WHAT YOU NEED TO DO ::
Since the pictures are not wanted, copy only the text of every record exactly.

SOURCE DATA ::
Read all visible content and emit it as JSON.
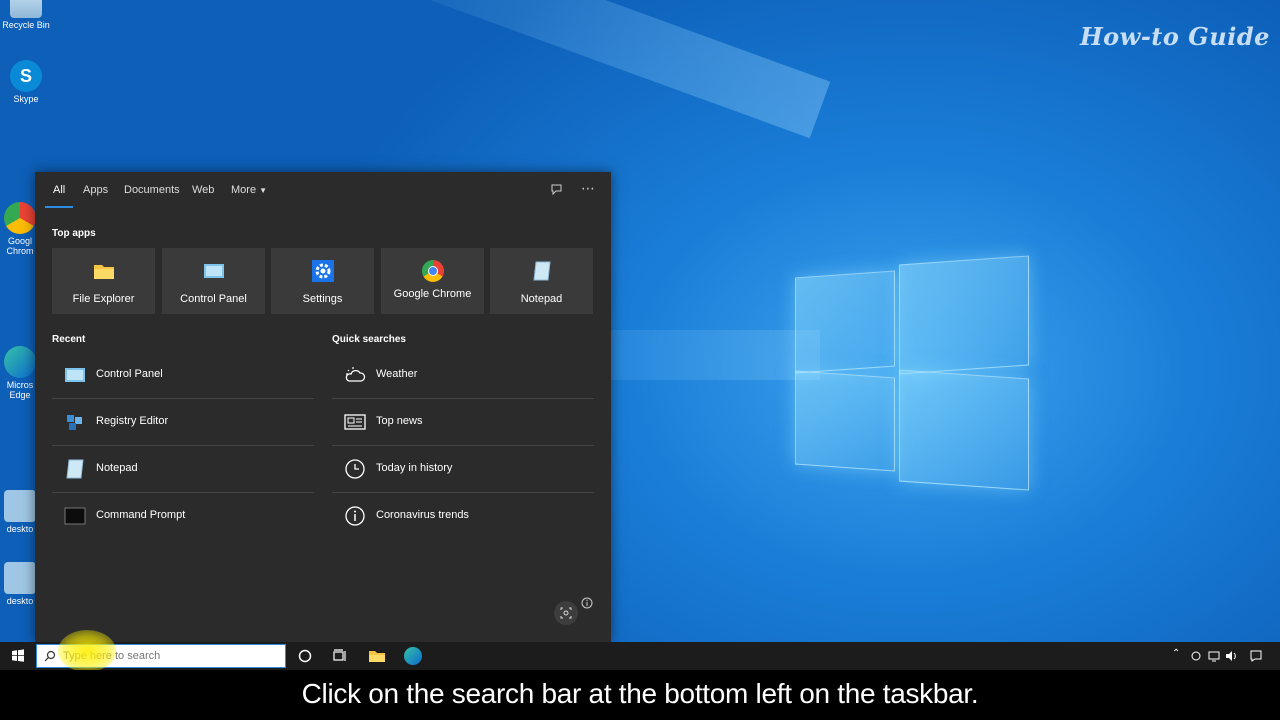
{
  "watermark": "How-to Guide",
  "desktop_icons": [
    {
      "label": "Recycle Bin",
      "icon": "recycle-bin-icon"
    },
    {
      "label": "Skype",
      "icon": "skype-icon"
    },
    {
      "label": "Googl Chrom",
      "icon": "chrome-icon"
    },
    {
      "label": "Micros Edge",
      "icon": "edge-icon"
    },
    {
      "label": "deskto",
      "icon": "gear-file-icon"
    },
    {
      "label": "deskto",
      "icon": "gear-file-icon"
    }
  ],
  "search_panel": {
    "tabs": [
      {
        "label": "All",
        "active": true
      },
      {
        "label": "Apps"
      },
      {
        "label": "Documents"
      },
      {
        "label": "Web"
      },
      {
        "label": "More"
      }
    ],
    "top_apps_title": "Top apps",
    "top_apps": [
      {
        "label": "File Explorer",
        "icon": "folder-icon"
      },
      {
        "label": "Control Panel",
        "icon": "control-panel-icon"
      },
      {
        "label": "Settings",
        "icon": "gear-icon"
      },
      {
        "label": "Google Chrome",
        "icon": "chrome-icon"
      },
      {
        "label": "Notepad",
        "icon": "notepad-icon"
      }
    ],
    "recent_title": "Recent",
    "recent": [
      {
        "label": "Control Panel",
        "icon": "control-panel-icon"
      },
      {
        "label": "Registry Editor",
        "icon": "registry-icon"
      },
      {
        "label": "Notepad",
        "icon": "notepad-icon"
      },
      {
        "label": "Command Prompt",
        "icon": "cmd-icon"
      }
    ],
    "quick_title": "Quick searches",
    "quick": [
      {
        "label": "Weather",
        "icon": "weather-icon"
      },
      {
        "label": "Top news",
        "icon": "news-icon"
      },
      {
        "label": "Today in history",
        "icon": "clock-icon"
      },
      {
        "label": "Coronavirus trends",
        "icon": "info-icon"
      }
    ]
  },
  "taskbar": {
    "search_placeholder": "Type here to search"
  },
  "caption": "Click on the search bar at the bottom left on the taskbar.",
  "colors": {
    "accent": "#2d8ce0",
    "panel_bg": "#2b2b2b",
    "tile_bg": "#3a3a3a",
    "taskbar_bg": "#1c1c1c"
  }
}
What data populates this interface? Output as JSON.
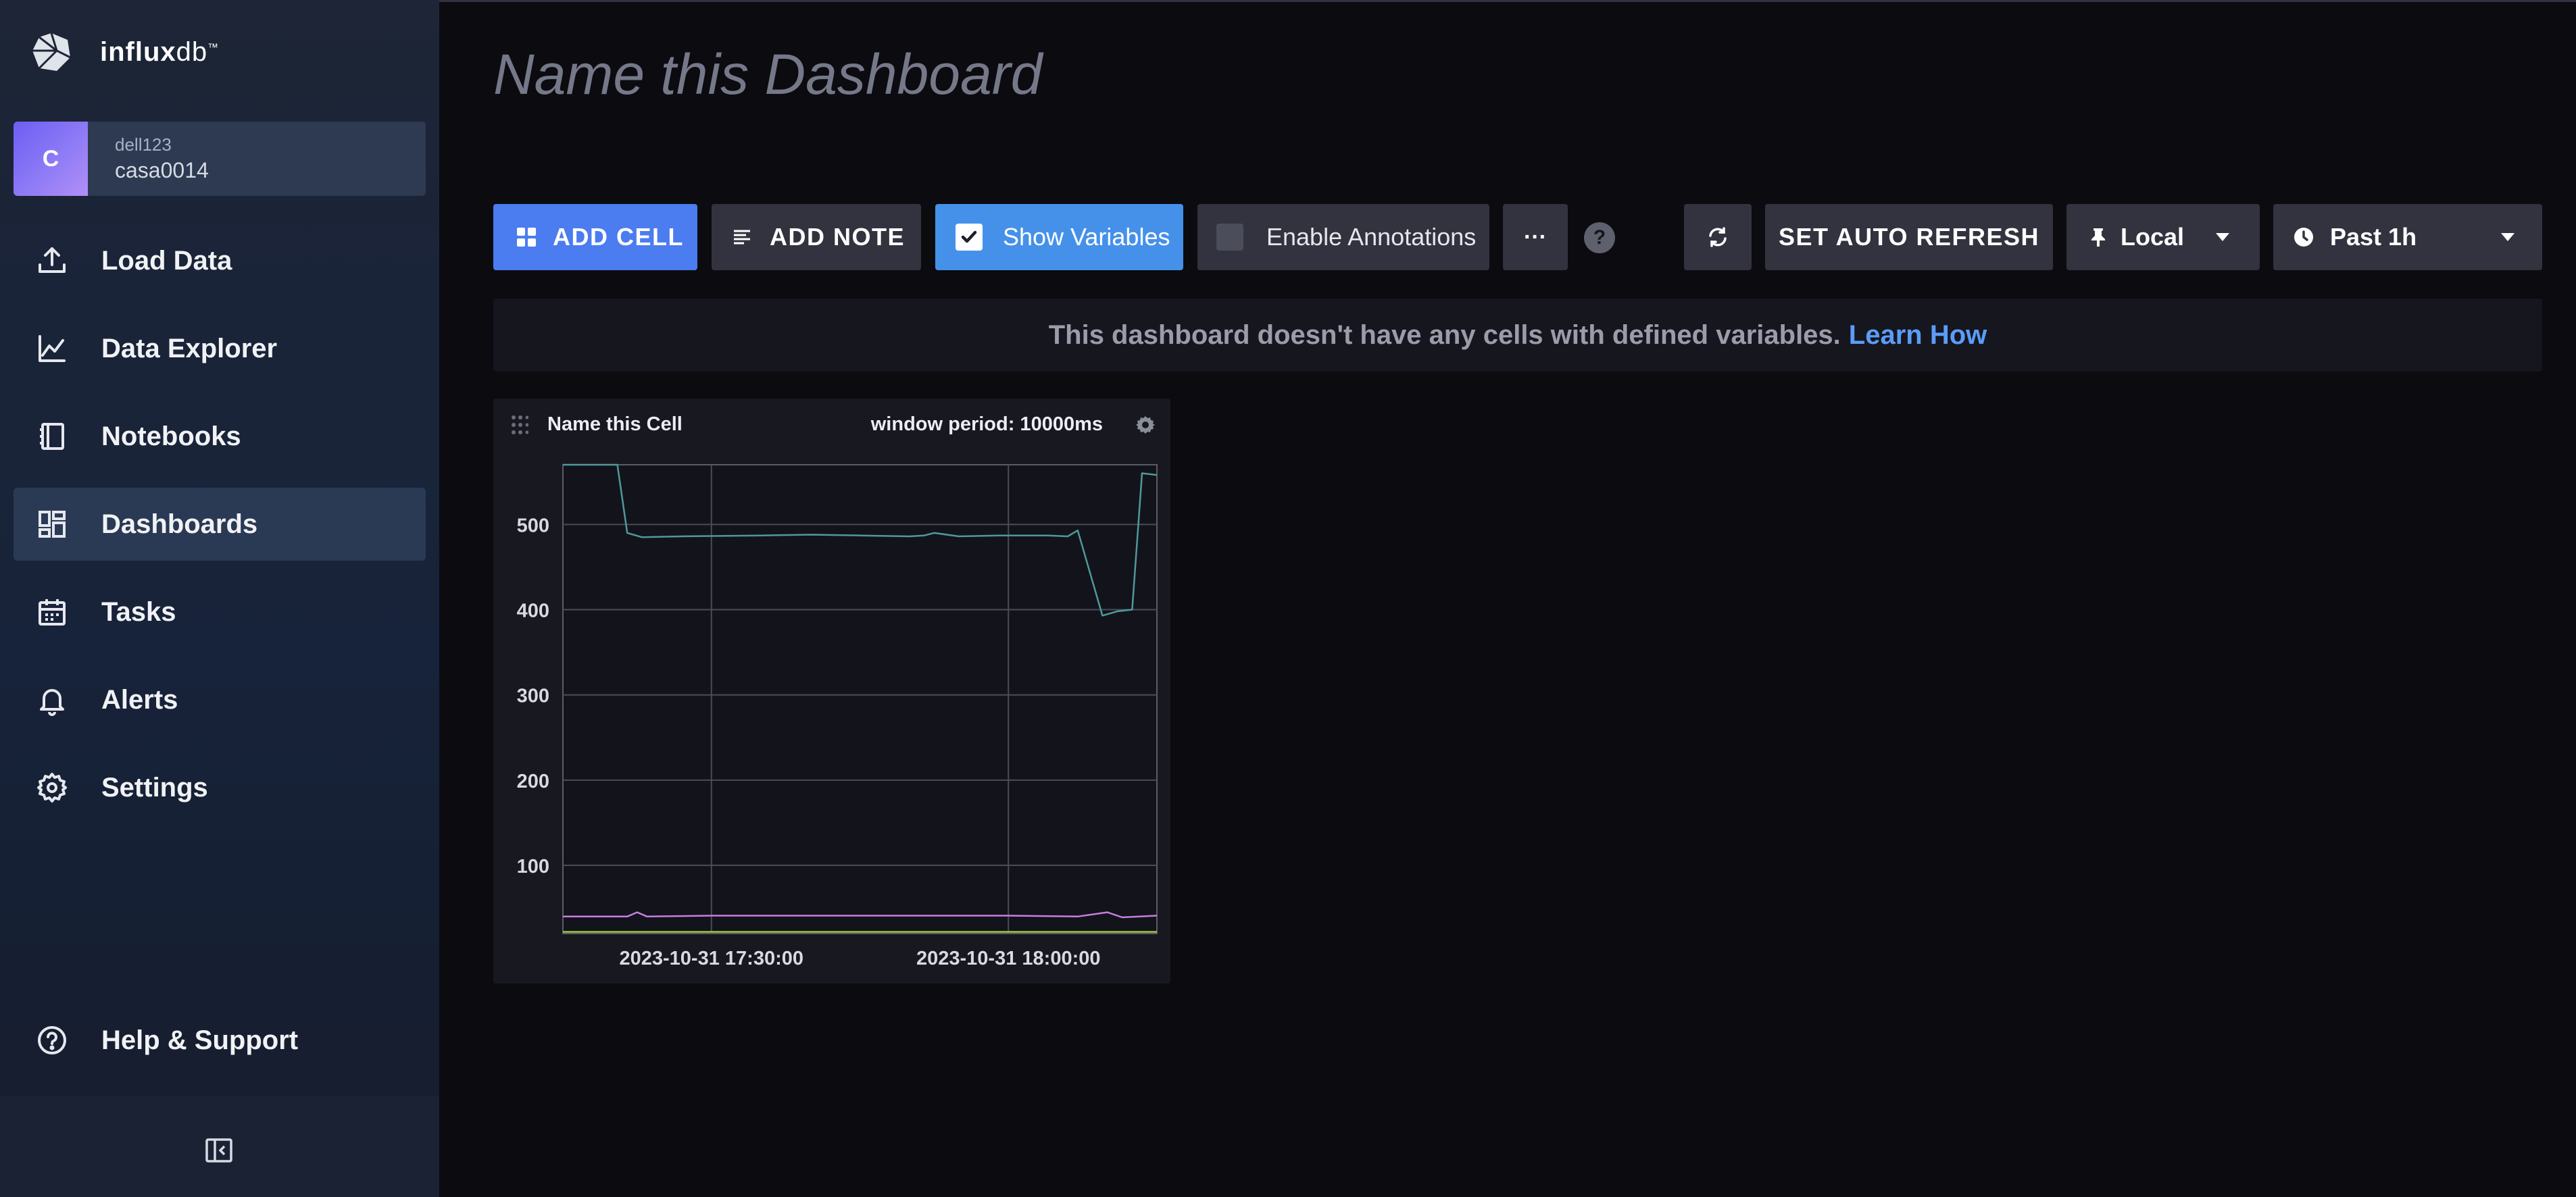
{
  "brand": {
    "name_bold": "influx",
    "name_light": "db",
    "tm": "™"
  },
  "org": {
    "initial": "C",
    "user": "dell123",
    "name": "casa0014"
  },
  "nav": [
    {
      "label": "Load Data",
      "icon": "upload-icon"
    },
    {
      "label": "Data Explorer",
      "icon": "graph-icon"
    },
    {
      "label": "Notebooks",
      "icon": "notebook-icon"
    },
    {
      "label": "Dashboards",
      "icon": "dashboard-icon",
      "active": true
    },
    {
      "label": "Tasks",
      "icon": "calendar-icon"
    },
    {
      "label": "Alerts",
      "icon": "bell-icon"
    },
    {
      "label": "Settings",
      "icon": "gear-icon"
    }
  ],
  "help": {
    "label": "Help & Support"
  },
  "dashboard": {
    "title": "Name this Dashboard"
  },
  "toolbar": {
    "add_cell": "ADD CELL",
    "add_note": "ADD NOTE",
    "show_variables": "Show Variables",
    "show_variables_checked": true,
    "enable_annotations": "Enable Annotations",
    "enable_annotations_checked": false,
    "more": "···",
    "help": "?",
    "auto_refresh": "SET AUTO REFRESH",
    "timezone": "Local",
    "time_range": "Past 1h"
  },
  "notice": {
    "text": "This dashboard doesn't have any cells with defined variables.",
    "link": "Learn How"
  },
  "cell": {
    "title": "Name this Cell",
    "meta": "window period: 10000ms"
  },
  "colors": {
    "accent": "#4b7cf0",
    "series_teal": "#4e9a9a",
    "series_violet": "#c77ee0",
    "series_green": "#9ccc3c"
  },
  "chart_data": {
    "type": "line",
    "title": "",
    "xlabel": "",
    "ylabel": "",
    "ylim": [
      20,
      570
    ],
    "yticks": [
      100,
      200,
      300,
      400,
      500
    ],
    "xlim": [
      "2023-10-31 17:15:00",
      "2023-10-31 18:15:00"
    ],
    "xticks": [
      "2023-10-31 17:30:00",
      "2023-10-31 18:00:00"
    ],
    "grid": true,
    "series": [
      {
        "color": "#4e9a9a",
        "x": [
          "2023-10-31 17:15:00",
          "2023-10-31 17:20:30",
          "2023-10-31 17:21:30",
          "2023-10-31 17:23:00",
          "2023-10-31 17:27:00",
          "2023-10-31 17:35:00",
          "2023-10-31 17:40:00",
          "2023-10-31 17:45:00",
          "2023-10-31 17:50:00",
          "2023-10-31 17:51:30",
          "2023-10-31 17:52:30",
          "2023-10-31 17:55:00",
          "2023-10-31 17:59:00",
          "2023-10-31 18:04:00",
          "2023-10-31 18:06:00",
          "2023-10-31 18:07:00",
          "2023-10-31 18:09:30",
          "2023-10-31 18:11:00",
          "2023-10-31 18:12:30",
          "2023-10-31 18:13:30",
          "2023-10-31 18:15:00"
        ],
        "y": [
          570,
          570,
          490,
          485,
          486,
          487,
          488,
          487,
          486,
          487,
          490,
          486,
          487,
          487,
          486,
          493,
          393,
          398,
          400,
          560,
          558
        ]
      },
      {
        "color": "#c77ee0",
        "x": [
          "2023-10-31 17:15:00",
          "2023-10-31 17:21:30",
          "2023-10-31 17:22:30",
          "2023-10-31 17:23:30",
          "2023-10-31 17:30:00",
          "2023-10-31 18:00:00",
          "2023-10-31 18:07:00",
          "2023-10-31 18:10:00",
          "2023-10-31 18:11:30",
          "2023-10-31 18:15:00"
        ],
        "y": [
          40,
          40,
          45,
          40,
          41,
          41,
          40,
          45,
          39,
          41
        ]
      },
      {
        "color": "#9ccc3c",
        "x": [
          "2023-10-31 17:15:00",
          "2023-10-31 18:15:00"
        ],
        "y": [
          22,
          22
        ]
      }
    ]
  }
}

THE ANSWER ::
Read all visible content and emit it as JSON.
{
  "watermark": "How-to Guide",
  "desktop_icons": [
    {
      "label": "Recycle Bin",
      "icon": "recycle-bin-icon"
    },
    {
      "label": "Skype",
      "icon": "skype-icon"
    },
    {
      "label": "Googl Chrom",
      "icon": "chrome-icon"
    },
    {
      "label": "Micros Edge",
      "icon": "edge-icon"
    },
    {
      "label": "deskto",
      "icon": "gear-file-icon"
    },
    {
      "label": "deskto",
      "icon": "gear-file-icon"
    }
  ],
  "search_panel": {
    "tabs": [
      {
        "label": "All",
        "active": true
      },
      {
        "label": "Apps"
      },
      {
        "label": "Documents"
      },
      {
        "label": "Web"
      },
      {
        "label": "More"
      }
    ],
    "top_apps_title": "Top apps",
    "top_apps": [
      {
        "label": "File Explorer",
        "icon": "folder-icon"
      },
      {
        "label": "Control Panel",
        "icon": "control-panel-icon"
      },
      {
        "label": "Settings",
        "icon": "gear-icon"
      },
      {
        "label": "Google Chrome",
        "icon": "chrome-icon"
      },
      {
        "label": "Notepad",
        "icon": "notepad-icon"
      }
    ],
    "recent_title": "Recent",
    "recent": [
      {
        "label": "Control Panel",
        "icon": "control-panel-icon"
      },
      {
        "label": "Registry Editor",
        "icon": "registry-icon"
      },
      {
        "label": "Notepad",
        "icon": "notepad-icon"
      },
      {
        "label": "Command Prompt",
        "icon": "cmd-icon"
      }
    ],
    "quick_title": "Quick searches",
    "quick": [
      {
        "label": "Weather",
        "icon": "weather-icon"
      },
      {
        "label": "Top news",
        "icon": "news-icon"
      },
      {
        "label": "Today in history",
        "icon": "clock-icon"
      },
      {
        "label": "Coronavirus trends",
        "icon": "info-icon"
      }
    ]
  },
  "taskbar": {
    "search_placeholder": "Type here to search"
  },
  "caption": "Click on the search bar at the bottom left on the taskbar.",
  "colors": {
    "accent": "#2d8ce0",
    "panel_bg": "#2b2b2b",
    "tile_bg": "#3a3a3a",
    "taskbar_bg": "#1c1c1c"
  }
}
What data populates this interface? Output as JSON.
{
  "brand": {
    "name_bold": "influx",
    "name_light": "db",
    "tm": "™"
  },
  "org": {
    "initial": "C",
    "user": "dell123",
    "name": "casa0014"
  },
  "nav": [
    {
      "label": "Load Data",
      "icon": "upload-icon"
    },
    {
      "label": "Data Explorer",
      "icon": "graph-icon"
    },
    {
      "label": "Notebooks",
      "icon": "notebook-icon"
    },
    {
      "label": "Dashboards",
      "icon": "dashboard-icon",
      "active": true
    },
    {
      "label": "Tasks",
      "icon": "calendar-icon"
    },
    {
      "label": "Alerts",
      "icon": "bell-icon"
    },
    {
      "label": "Settings",
      "icon": "gear-icon"
    }
  ],
  "help": {
    "label": "Help & Support"
  },
  "dashboard": {
    "title": "Name this Dashboard"
  },
  "toolbar": {
    "add_cell": "ADD CELL",
    "add_note": "ADD NOTE",
    "show_variables": "Show Variables",
    "show_variables_checked": true,
    "enable_annotations": "Enable Annotations",
    "enable_annotations_checked": false,
    "more": "···",
    "help": "?",
    "auto_refresh": "SET AUTO REFRESH",
    "timezone": "Local",
    "time_range": "Past 1h"
  },
  "notice": {
    "text": "This dashboard doesn't have any cells with defined variables.",
    "link": "Learn How"
  },
  "cell": {
    "title": "Name this Cell",
    "meta": "window period: 10000ms"
  },
  "colors": {
    "accent": "#4b7cf0",
    "series_teal": "#4e9a9a",
    "series_violet": "#c77ee0",
    "series_green": "#9ccc3c"
  },
  "chart_data": {
    "type": "line",
    "title": "",
    "xlabel": "",
    "ylabel": "",
    "ylim": [
      20,
      570
    ],
    "yticks": [
      100,
      200,
      300,
      400,
      500
    ],
    "xlim": [
      "2023-10-31 17:15:00",
      "2023-10-31 18:15:00"
    ],
    "xticks": [
      "2023-10-31 17:30:00",
      "2023-10-31 18:00:00"
    ],
    "grid": true,
    "series": [
      {
        "color": "#4e9a9a",
        "x": [
          "2023-10-31 17:15:00",
          "2023-10-31 17:20:30",
          "2023-10-31 17:21:30",
          "2023-10-31 17:23:00",
          "2023-10-31 17:27:00",
          "2023-10-31 17:35:00",
          "2023-10-31 17:40:00",
          "2023-10-31 17:45:00",
          "2023-10-31 17:50:00",
          "2023-10-31 17:51:30",
          "2023-10-31 17:52:30",
          "2023-10-31 17:55:00",
          "2023-10-31 17:59:00",
          "2023-10-31 18:04:00",
          "2023-10-31 18:06:00",
          "2023-10-31 18:07:00",
          "2023-10-31 18:09:30",
          "2023-10-31 18:11:00",
          "2023-10-31 18:12:30",
          "2023-10-31 18:13:30",
          "2023-10-31 18:15:00"
        ],
        "y": [
          570,
          570,
          490,
          485,
          486,
          487,
          488,
          487,
          486,
          487,
          490,
          486,
          487,
          487,
          486,
          493,
          393,
          398,
          400,
          560,
          558
        ]
      },
      {
        "color": "#c77ee0",
        "x": [
          "2023-10-31 17:15:00",
          "2023-10-31 17:21:30",
          "2023-10-31 17:22:30",
          "2023-10-31 17:23:30",
          "2023-10-31 17:30:00",
          "2023-10-31 18:00:00",
          "2023-10-31 18:07:00",
          "2023-10-31 18:10:00",
          "2023-10-31 18:11:30",
          "2023-10-31 18:15:00"
        ],
        "y": [
          40,
          40,
          45,
          40,
          41,
          41,
          40,
          45,
          39,
          41
        ]
      },
      {
        "color": "#9ccc3c",
        "x": [
          "2023-10-31 17:15:00",
          "2023-10-31 18:15:00"
        ],
        "y": [
          22,
          22
        ]
      }
    ]
  }
}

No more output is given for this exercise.